= Your goal =
Where a line contains the string "caption", copy that line.

= Given information =
· · · · · · ·

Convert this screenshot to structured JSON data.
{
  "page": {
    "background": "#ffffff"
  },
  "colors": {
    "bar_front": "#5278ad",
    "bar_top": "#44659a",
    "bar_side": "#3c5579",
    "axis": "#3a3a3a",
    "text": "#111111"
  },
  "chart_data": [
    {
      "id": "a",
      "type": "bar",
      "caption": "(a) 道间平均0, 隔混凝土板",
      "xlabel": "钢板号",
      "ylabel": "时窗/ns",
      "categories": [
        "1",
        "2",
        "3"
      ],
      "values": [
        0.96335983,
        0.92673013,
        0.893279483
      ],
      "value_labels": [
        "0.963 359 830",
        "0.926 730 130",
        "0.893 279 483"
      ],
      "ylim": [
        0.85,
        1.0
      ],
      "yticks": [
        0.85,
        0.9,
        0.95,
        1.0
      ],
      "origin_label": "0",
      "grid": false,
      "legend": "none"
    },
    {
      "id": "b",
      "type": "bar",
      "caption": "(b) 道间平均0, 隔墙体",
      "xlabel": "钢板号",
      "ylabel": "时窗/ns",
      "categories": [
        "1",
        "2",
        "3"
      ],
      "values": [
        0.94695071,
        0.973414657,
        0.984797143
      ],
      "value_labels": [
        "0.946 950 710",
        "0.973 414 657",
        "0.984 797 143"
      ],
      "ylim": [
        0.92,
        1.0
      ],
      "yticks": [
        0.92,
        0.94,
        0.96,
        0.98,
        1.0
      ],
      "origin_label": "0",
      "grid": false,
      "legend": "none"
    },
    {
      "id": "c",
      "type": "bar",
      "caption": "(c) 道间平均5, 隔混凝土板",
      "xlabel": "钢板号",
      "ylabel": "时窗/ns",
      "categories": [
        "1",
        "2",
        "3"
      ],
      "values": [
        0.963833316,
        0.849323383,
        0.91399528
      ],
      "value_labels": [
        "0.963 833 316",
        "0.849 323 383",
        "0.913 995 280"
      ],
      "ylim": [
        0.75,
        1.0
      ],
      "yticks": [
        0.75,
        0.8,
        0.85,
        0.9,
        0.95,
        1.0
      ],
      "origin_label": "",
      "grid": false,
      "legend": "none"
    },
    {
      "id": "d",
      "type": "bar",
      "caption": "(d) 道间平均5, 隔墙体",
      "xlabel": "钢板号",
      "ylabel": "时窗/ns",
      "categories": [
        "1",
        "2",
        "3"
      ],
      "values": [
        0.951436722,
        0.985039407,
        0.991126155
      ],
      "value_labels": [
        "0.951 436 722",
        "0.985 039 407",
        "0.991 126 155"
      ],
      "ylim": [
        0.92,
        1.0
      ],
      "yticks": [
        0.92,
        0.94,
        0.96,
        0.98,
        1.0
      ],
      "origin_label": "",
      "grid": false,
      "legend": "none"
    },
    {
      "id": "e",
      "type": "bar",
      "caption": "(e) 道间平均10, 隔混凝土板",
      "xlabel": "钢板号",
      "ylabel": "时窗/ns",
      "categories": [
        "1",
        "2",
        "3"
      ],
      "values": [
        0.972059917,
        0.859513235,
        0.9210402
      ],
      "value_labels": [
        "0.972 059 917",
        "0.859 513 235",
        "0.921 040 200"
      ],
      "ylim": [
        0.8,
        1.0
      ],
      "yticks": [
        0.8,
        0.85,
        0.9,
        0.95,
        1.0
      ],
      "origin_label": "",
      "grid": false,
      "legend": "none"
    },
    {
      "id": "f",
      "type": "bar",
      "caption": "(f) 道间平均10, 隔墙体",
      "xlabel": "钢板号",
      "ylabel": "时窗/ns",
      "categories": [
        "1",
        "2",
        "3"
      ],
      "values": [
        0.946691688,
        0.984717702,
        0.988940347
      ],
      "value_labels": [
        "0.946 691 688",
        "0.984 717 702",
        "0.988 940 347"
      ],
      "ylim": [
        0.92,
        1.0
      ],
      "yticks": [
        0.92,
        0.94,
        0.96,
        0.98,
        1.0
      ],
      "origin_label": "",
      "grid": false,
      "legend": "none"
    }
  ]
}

· · · · · · ·

= Response to this exercise =
      "caption": "(a) 道间平均0, 隔混凝土板",
      "caption": "(b) 道间平均0, 隔墙体",
      "caption": "(c) 道间平均5, 隔混凝土板",
      "caption": "(d) 道间平均5, 隔墙体",
      "caption": "(e) 道间平均10, 隔混凝土板",
      "caption": "(f) 道间平均10, 隔墙体",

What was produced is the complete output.